▸ **TASK PROMPT**
Every entry below should be repeated exactly; the pictures should not.

Saved entries
-- BEGIN --
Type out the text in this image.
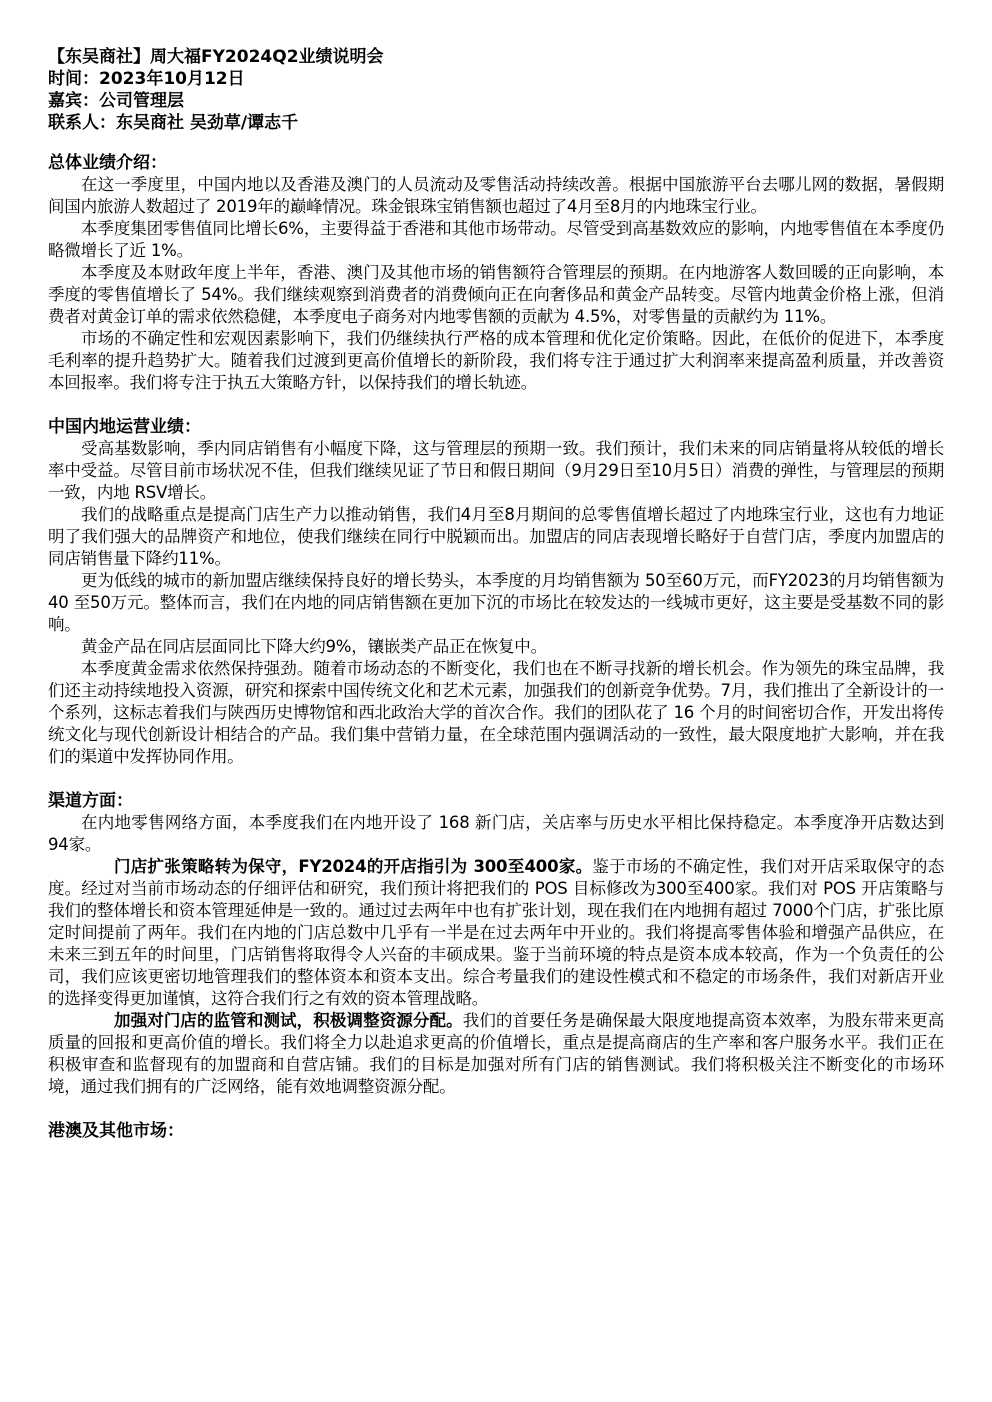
【东吴商社】周大福FY2024Q2业绩说明会

时间：2023年10月12日

嘉宾：公司管理层

联系人：东吴商社 吴劲草/谭志千

总体业绩介绍：

在这一季度里，中国内地以及香港及澳门的人员流动及零售活动持续改善。根据中国旅游平台去哪儿网的数据，暑假期间国内旅游人数超过了 2019年的巅峰情况。珠金银珠宝销售额也超过了4月至8月的内地珠宝行业。

本季度集团零售值同比增长6%，主要得益于香港和其他市场带动。尽管受到高基数效应的影响，内地零售值在本季度仍略微增长了近 1%。

本季度及本财政年度上半年，香港、澳门及其他市场的销售额符合管理层的预期。在内地游客人数回暖的正向影响，本季度的零售值增长了 54%。我们继续观察到消费者的消费倾向正在向奢侈品和黄金产品转变。尽管内地黄金价格上涨，但消费者对黄金订单的需求依然稳健，本季度电子商务对内地零售额的贡献为 4.5%，对零售量的贡献约为 11%。

市场的不确定性和宏观因素影响下，我们仍继续执行严格的成本管理和优化定价策略。因此，在低价的促进下，本季度毛利率的提升趋势扩大。随着我们过渡到更高价值增长的新阶段，我们将专注于通过扩大利润率来提高盈利质量，并改善资本回报率。我们将专注于执五大策略方针，以保持我们的增长轨迹。

中国内地运营业绩：

受高基数影响，季内同店销售有小幅度下降，这与管理层的预期一致。我们预计，我们未来的同店销量将从较低的增长率中受益。尽管目前市场状况不佳，但我们继续见证了节日和假日期间（9月29日至10月5日）消费的弹性，与管理层的预期一致，内地 RSV增长。

我们的战略重点是提高门店生产力以推动销售，我们4月至8月期间的总零售值增长超过了内地珠宝行业，这也有力地证明了我们强大的品牌资产和地位，使我们继续在同行中脱颖而出。加盟店的同店表现增长略好于自营门店，季度内加盟店的同店销售量下降约11%。

更为低线的城市的新加盟店继续保持良好的增长势头，本季度的月均销售额为 50至60万元，而FY2023的月均销售额为 40 至50万元。整体而言，我们在内地的同店销售额在更加下沉的市场比在较发达的一线城市更好，这主要是受基数不同的影响。

黄金产品在同店层面同比下降大约9%，镶嵌类产品正在恢复中。

本季度黄金需求依然保持强劲。随着市场动态的不断变化，我们也在不断寻找新的增长机会。作为领先的珠宝品牌，我们还主动持续地投入资源，研究和探索中国传统文化和艺术元素，加强我们的创新竞争优势。7月，我们推出了全新设计的一个系列，这标志着我们与陕西历史博物馆和西北政治大学的首次合作。我们的团队花了 16 个月的时间密切合作，开发出将传统文化与现代创新设计相结合的产品。我们集中营销力量，在全球范围内强调活动的一致性，最大限度地扩大影响，并在我们的渠道中发挥协同作用。

渠道方面：

在内地零售网络方面，本季度我们在内地开设了 168 新门店，关店率与历史水平相比保持稳定。本季度净开店数达到 94家。

门店扩张策略转为保守，FY2024的开店指引为 300至400家。鉴于市场的不确定性，我们对开店采取保守的态度。经过对当前市场动态的仔细评估和研究，我们预计将把我们的 POS 目标修改为300至400家。我们对 POS 开店策略与我们的整体增长和资本管理延伸是一致的。通过过去两年中也有扩张计划，现在我们在内地拥有超过 7000个门店，扩张比原定时间提前了两年。我们在内地的门店总数中几乎有一半是在过去两年中开业的。我们将提高零售体验和增强产品供应，在未来三到五年的时间里，门店销售将取得令人兴奋的丰硕成果。鉴于当前环境的特点是资本成本较高，作为一个负责任的公司，我们应该更密切地管理我们的整体资本和资本支出。综合考量我们的建设性模式和不稳定的市场条件，我们对新店开业的选择变得更加谨慎，这符合我们行之有效的资本管理战略。

加强对门店的监管和测试，积极调整资源分配。我们的首要任务是确保最大限度地提高资本效率，为股东带来更高质量的回报和更高价值的增长。我们将全力以赴追求更高的价值增长，重点是提高商店的生产率和客户服务水平。我们正在积极审查和监督现有的加盟商和自营店铺。我们的目标是加强对所有门店的销售测试。我们将积极关注不断变化的市场环境，通过我们拥有的广泛网络，能有效地调整资源分配。

港澳及其他市场：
-- END --
▸ **ANSWER TO THIS TASK**
Type out the text in this image.
【东吴商社】周大福FY2024Q2业绩说明会

时间：2023年10月12日

嘉宾：公司管理层

联系人：东吴商社 吴劲草/谭志千

总体业绩介绍：

在这一季度里，中国内地以及香港及澳门的人员流动及零售活动持续改善。根据中国旅游平台去哪儿网的数据，暑假期间国内旅游人数超过了 2019年的巅峰情况。珠金银珠宝销售额也超过了4月至8月的内地珠宝行业。

本季度集团零售值同比增长6%，主要得益于香港和其他市场带动。尽管受到高基数效应的影响，内地零售值在本季度仍略微增长了近 1%。

本季度及本财政年度上半年，香港、澳门及其他市场的销售额符合管理层的预期。在内地游客人数回暖的正向影响，本季度的零售值增长了 54%。我们继续观察到消费者的消费倾向正在向奢侈品和黄金产品转变。尽管内地黄金价格上涨，但消费者对黄金订单的需求依然稳健，本季度电子商务对内地零售额的贡献为 4.5%，对零售量的贡献约为 11%。

市场的不确定性和宏观因素影响下，我们仍继续执行严格的成本管理和优化定价策略。因此，在低价的促进下，本季度毛利率的提升趋势扩大。随着我们过渡到更高价值增长的新阶段，我们将专注于通过扩大利润率来提高盈利质量，并改善资本回报率。我们将专注于执五大策略方针，以保持我们的增长轨迹。

中国内地运营业绩：

受高基数影响，季内同店销售有小幅度下降，这与管理层的预期一致。我们预计，我们未来的同店销量将从较低的增长率中受益。尽管目前市场状况不佳，但我们继续见证了节日和假日期间（9月29日至10月5日）消费的弹性，与管理层的预期一致，内地 RSV增长。

我们的战略重点是提高门店生产力以推动销售，我们4月至8月期间的总零售值增长超过了内地珠宝行业，这也有力地证明了我们强大的品牌资产和地位，使我们继续在同行中脱颖而出。加盟店的同店表现增长略好于自营门店，季度内加盟店的同店销售量下降约11%。

更为低线的城市的新加盟店继续保持良好的增长势头，本季度的月均销售额为 50至60万元，而FY2023的月均销售额为 40 至50万元。整体而言，我们在内地的同店销售额在更加下沉的市场比在较发达的一线城市更好，这主要是受基数不同的影响。

黄金产品在同店层面同比下降大约9%，镶嵌类产品正在恢复中。

本季度黄金需求依然保持强劲。随着市场动态的不断变化，我们也在不断寻找新的增长机会。作为领先的珠宝品牌，我们还主动持续地投入资源，研究和探索中国传统文化和艺术元素，加强我们的创新竞争优势。7月，我们推出了全新设计的一个系列，这标志着我们与陕西历史博物馆和西北政治大学的首次合作。我们的团队花了 16 个月的时间密切合作，开发出将传统文化与现代创新设计相结合的产品。我们集中营销力量，在全球范围内强调活动的一致性，最大限度地扩大影响，并在我们的渠道中发挥协同作用。

渠道方面：

在内地零售网络方面，本季度我们在内地开设了 168 新门店，关店率与历史水平相比保持稳定。本季度净开店数达到 94家。

门店扩张策略转为保守，FY2024的开店指引为 300至400家。鉴于市场的不确定性，我们对开店采取保守的态度。经过对当前市场动态的仔细评估和研究，我们预计将把我们的 POS 目标修改为300至400家。我们对 POS 开店策略与我们的整体增长和资本管理延伸是一致的。通过过去两年中也有扩张计划，现在我们在内地拥有超过 7000个门店，扩张比原定时间提前了两年。我们在内地的门店总数中几乎有一半是在过去两年中开业的。我们将提高零售体验和增强产品供应，在未来三到五年的时间里，门店销售将取得令人兴奋的丰硕成果。鉴于当前环境的特点是资本成本较高，作为一个负责任的公司，我们应该更密切地管理我们的整体资本和资本支出。综合考量我们的建设性模式和不稳定的市场条件，我们对新店开业的选择变得更加谨慎，这符合我们行之有效的资本管理战略。

加强对门店的监管和测试，积极调整资源分配。我们的首要任务是确保最大限度地提高资本效率，为股东带来更高质量的回报和更高价值的增长。我们将全力以赴追求更高的价值增长，重点是提高商店的生产率和客户服务水平。我们正在积极审查和监督现有的加盟商和自营店铺。我们的目标是加强对所有门店的销售测试。我们将积极关注不断变化的市场环境，通过我们拥有的广泛网络，能有效地调整资源分配。

港澳及其他市场：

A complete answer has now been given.